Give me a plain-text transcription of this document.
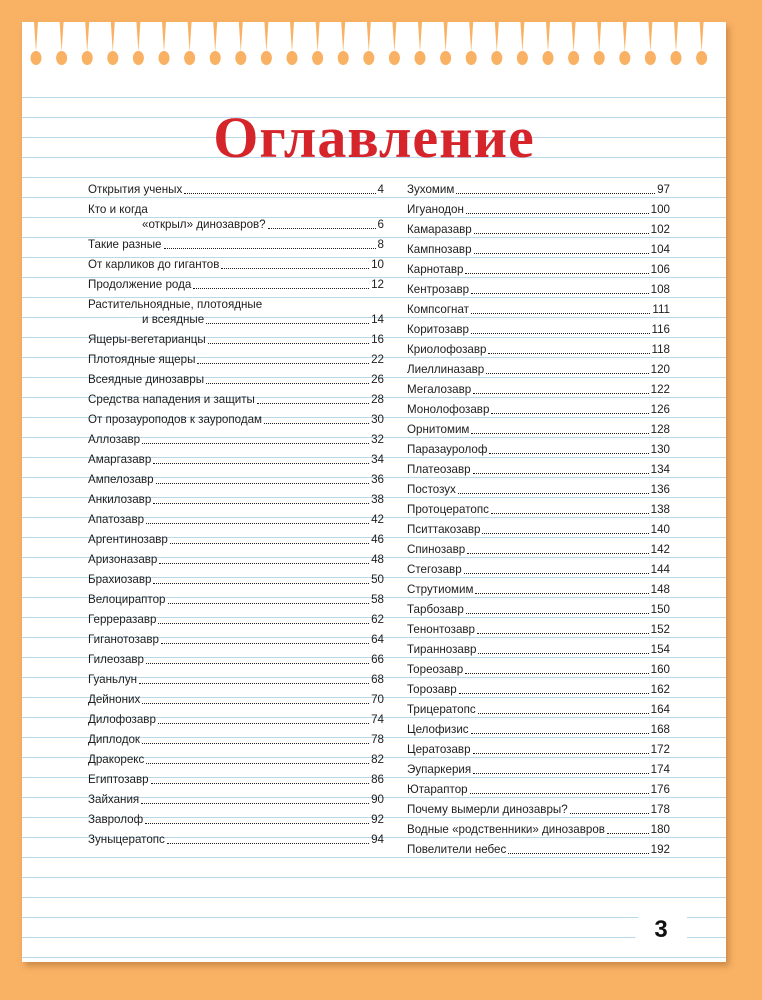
Оглавление
Открытия ученых	4
Кто и когда
«открыл» динозавров?	6
Такие разные	8
От карликов до гигантов	10
Продолжение рода	12
Растительноядные, плотоядные
и всеядные	14
Ящеры-вегетарианцы	16
Плотоядные ящеры	22
Всеядные динозавры	26
Средства нападения и защиты	28
От прозауроподов к зауроподам	30
Аллозавр	32
Амаргазавр	34
Ампелозавр	36
Анкилозавр	38
Апатозавр	42
Аргентинозавр	46
Аризоназавр	48
Брахиозавр	50
Велоцираптор	58
Герреразавр	62
Гиганотозавр	64
Гилеозавр	66
Гуаньлун	68
Дейноних	70
Дилофозавр	74
Диплодок	78
Дракорекс	82
Египтозавр	86
Зайхания	90
Завролоф	92
Зуныцератопс	94
Зухомим	97
Игуанодон	100
Камаразавр	102
Кампнозавр	104
Карнотавр	106
Кентрозавр	108
Компсогнат	111
Коритозавр	116
Криолофозавр	118
Лиеллиназавр	120
Мегалозавр	122
Монолофозавр	126
Орнитомим	128
Паразауролоф	130
Платеозавр	134
Постозух	136
Протоцератопс	138
Пситтакозавр	140
Спинозавр	142
Стегозавр	144
Струтиомим	148
Тарбозавр	150
Тенонтозавр	152
Тираннозавр	154
Тореозавр	160
Торозавр	162
Трицератопс	164
Целофизис	168
Цератозавр	172
Эупаркерия	174
Ютараптор	176
Почему вымерли динозавры?	178
Водные «родственники» динозавров	180
Повелители небес	192
3
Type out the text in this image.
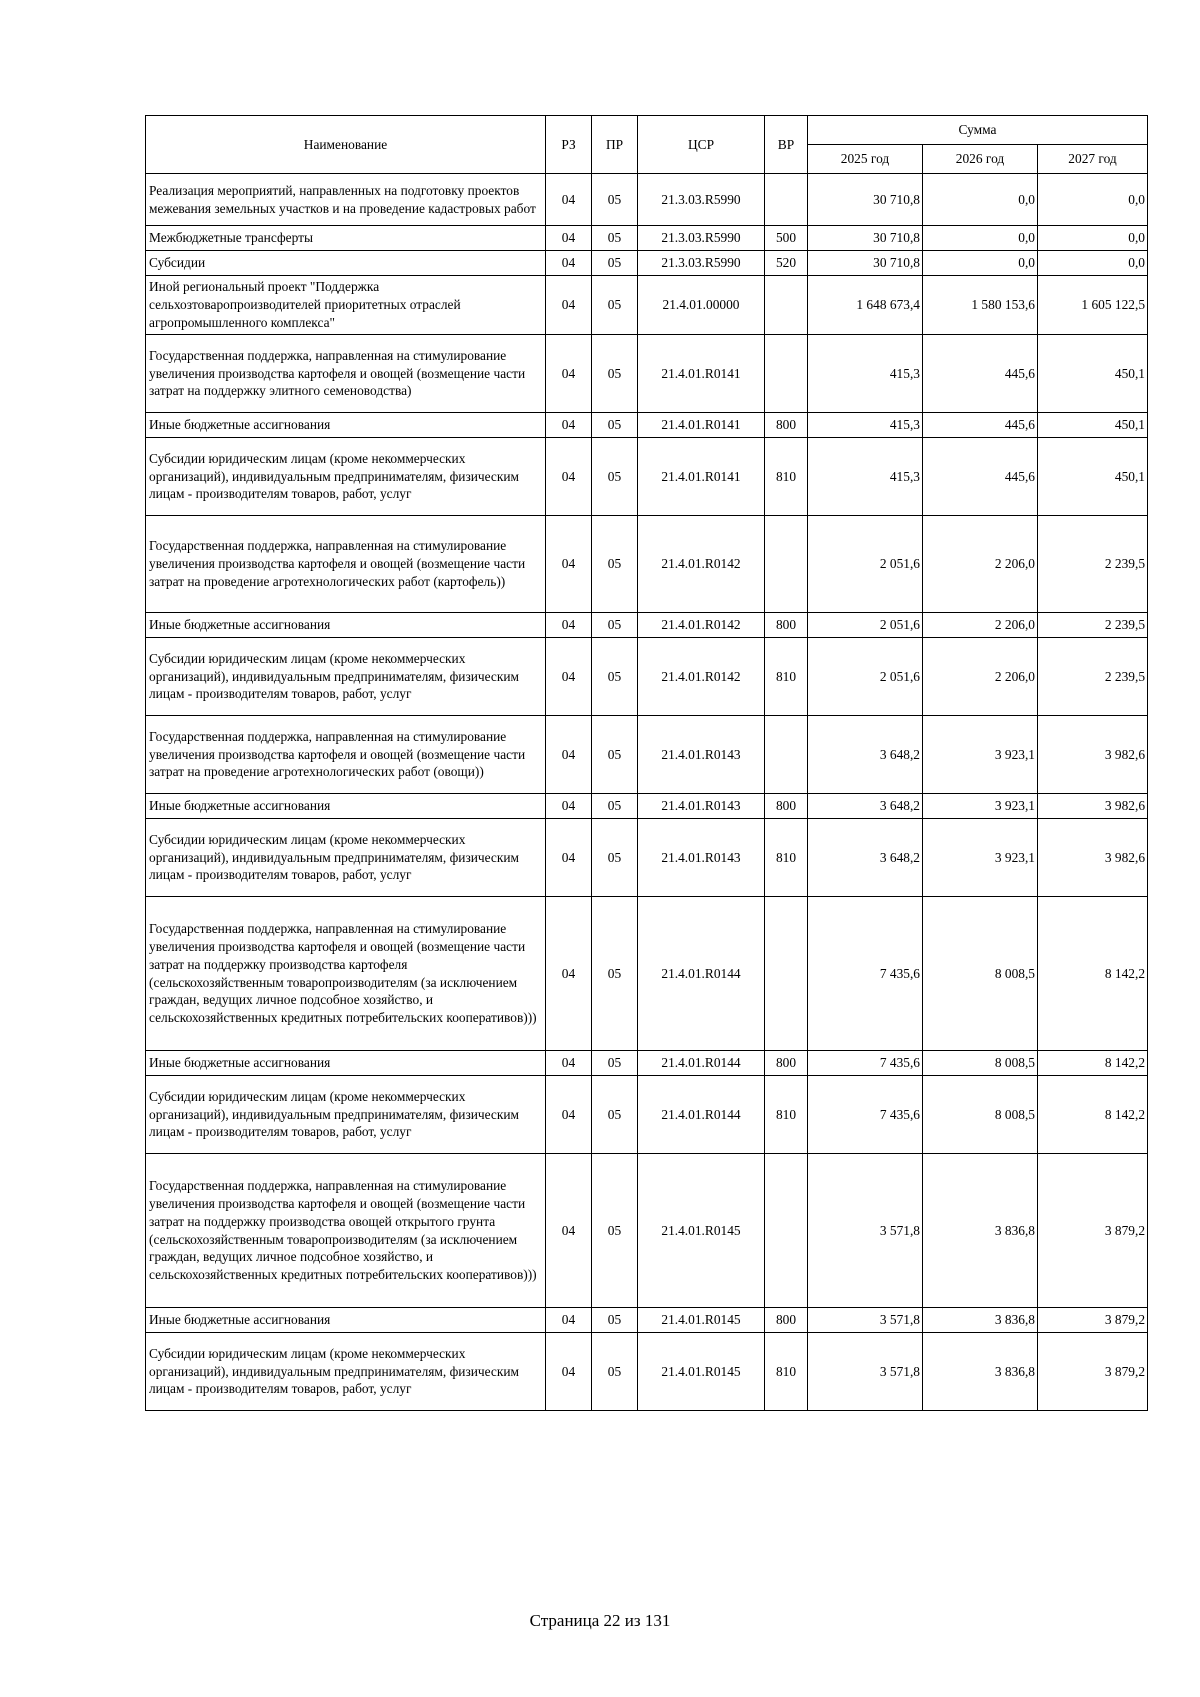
Наименование	РЗ	ПР	ЦСР	ВР	Сумма		
					2025 год	2026 год	2027 год
Реализация мероприятий, направленных на подготовку проектов межевания земельных участков и на проведение кадастровых работ	04	05	21.3.03.R5990		30 710,8	0,0	0,0
Межбюджетные трансферты	04	05	21.3.03.R5990	500	30 710,8	0,0	0,0
Субсидии	04	05	21.3.03.R5990	520	30 710,8	0,0	0,0
Иной региональный проект "Поддержка сельхозтоваропроизводителей приоритетных отраслей агропромышленного комплекса"	04	05	21.4.01.00000		1 648 673,4	1 580 153,6	1 605 122,5
Государственная поддержка, направленная на стимулирование увеличения производства картофеля и овощей (возмещение части затрат на поддержку элитного семеноводства)	04	05	21.4.01.R0141		415,3	445,6	450,1
Иные бюджетные ассигнования	04	05	21.4.01.R0141	800	415,3	445,6	450,1
Субсидии юридическим лицам (кроме некоммерческих организаций), индивидуальным предпринимателям, физическим лицам - производителям товаров, работ, услуг	04	05	21.4.01.R0141	810	415,3	445,6	450,1
Государственная поддержка, направленная на стимулирование увеличения производства картофеля и овощей (возмещение части затрат на проведение агротехнологических работ (картофель))	04	05	21.4.01.R0142		2 051,6	2 206,0	2 239,5
Иные бюджетные ассигнования	04	05	21.4.01.R0142	800	2 051,6	2 206,0	2 239,5
Субсидии юридическим лицам (кроме некоммерческих организаций), индивидуальным предпринимателям, физическим лицам - производителям товаров, работ, услуг	04	05	21.4.01.R0142	810	2 051,6	2 206,0	2 239,5
Государственная поддержка, направленная на стимулирование увеличения производства картофеля и овощей (возмещение части затрат на проведение агротехнологических работ (овощи))	04	05	21.4.01.R0143		3 648,2	3 923,1	3 982,6
Иные бюджетные ассигнования	04	05	21.4.01.R0143	800	3 648,2	3 923,1	3 982,6
Субсидии юридическим лицам (кроме некоммерческих организаций), индивидуальным предпринимателям, физическим лицам - производителям товаров, работ, услуг	04	05	21.4.01.R0143	810	3 648,2	3 923,1	3 982,6
Государственная поддержка, направленная на стимулирование увеличения производства картофеля и овощей (возмещение части затрат на поддержку производства картофеля (сельскохозяйственным товаропроизводителям (за исключением граждан, ведущих личное подсобное хозяйство, и сельскохозяйственных кредитных потребительских кооперативов)))	04	05	21.4.01.R0144		7 435,6	8 008,5	8 142,2
Иные бюджетные ассигнования	04	05	21.4.01.R0144	800	7 435,6	8 008,5	8 142,2
Субсидии юридическим лицам (кроме некоммерческих организаций), индивидуальным предпринимателям, физическим лицам - производителям товаров, работ, услуг	04	05	21.4.01.R0144	810	7 435,6	8 008,5	8 142,2
Государственная поддержка, направленная на стимулирование увеличения производства картофеля и овощей (возмещение части затрат на поддержку производства овощей открытого грунта (сельскохозяйственным товаропроизводителям (за исключением граждан, ведущих личное подсобное хозяйство, и сельскохозяйственных кредитных потребительских кооперативов)))	04	05	21.4.01.R0145		3 571,8	3 836,8	3 879,2
Иные бюджетные ассигнования	04	05	21.4.01.R0145	800	3 571,8	3 836,8	3 879,2
Субсидии юридическим лицам (кроме некоммерческих организаций), индивидуальным предпринимателям, физическим лицам - производителям товаров, работ, услуг	04	05	21.4.01.R0145	810	3 571,8	3 836,8	3 879,2
Страница 22 из 131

***

*TO BE DONE*: Copy each line holding the word "динозавры" from the listing above.

*TASK RESPONSE*:
Всеядные динозавры	26
Почему вымерли динозавры?	178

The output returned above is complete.